Stated goal: Set down each entry from the block beneath, exactly as written.

Supplied records:

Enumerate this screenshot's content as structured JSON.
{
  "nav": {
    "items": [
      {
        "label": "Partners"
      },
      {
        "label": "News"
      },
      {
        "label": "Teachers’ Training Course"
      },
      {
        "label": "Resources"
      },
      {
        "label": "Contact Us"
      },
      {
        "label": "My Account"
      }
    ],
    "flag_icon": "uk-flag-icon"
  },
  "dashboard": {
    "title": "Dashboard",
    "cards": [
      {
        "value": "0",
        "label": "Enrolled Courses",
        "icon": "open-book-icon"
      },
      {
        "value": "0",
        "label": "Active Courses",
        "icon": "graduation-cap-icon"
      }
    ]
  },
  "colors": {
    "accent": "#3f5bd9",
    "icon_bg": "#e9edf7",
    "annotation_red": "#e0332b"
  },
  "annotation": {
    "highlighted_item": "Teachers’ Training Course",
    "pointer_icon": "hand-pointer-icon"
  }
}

Final result:
Enumerate this screenshot's content as structured JSON.
{
  "nav": {
    "items": [
      {
        "label": "Partners"
      },
      {
        "label": "News"
      },
      {
        "label": "Teachers’ Training Course"
      },
      {
        "label": "Resources"
      },
      {
        "label": "Contact Us"
      },
      {
        "label": "My Account"
      }
    ],
    "flag_icon": "uk-flag-icon"
  },
  "dashboard": {
    "title": "Dashboard",
    "cards": [
      {
        "value": "0",
        "label": "Enrolled Courses",
        "icon": "open-book-icon"
      },
      {
        "value": "0",
        "label": "Active Courses",
        "icon": "graduation-cap-icon"
      }
    ]
  },
  "colors": {
    "accent": "#3f5bd9",
    "icon_bg": "#e9edf7",
    "annotation_red": "#e0332b"
  },
  "annotation": {
    "highlighted_item": "Teachers’ Training Course",
    "pointer_icon": "hand-pointer-icon"
  }
}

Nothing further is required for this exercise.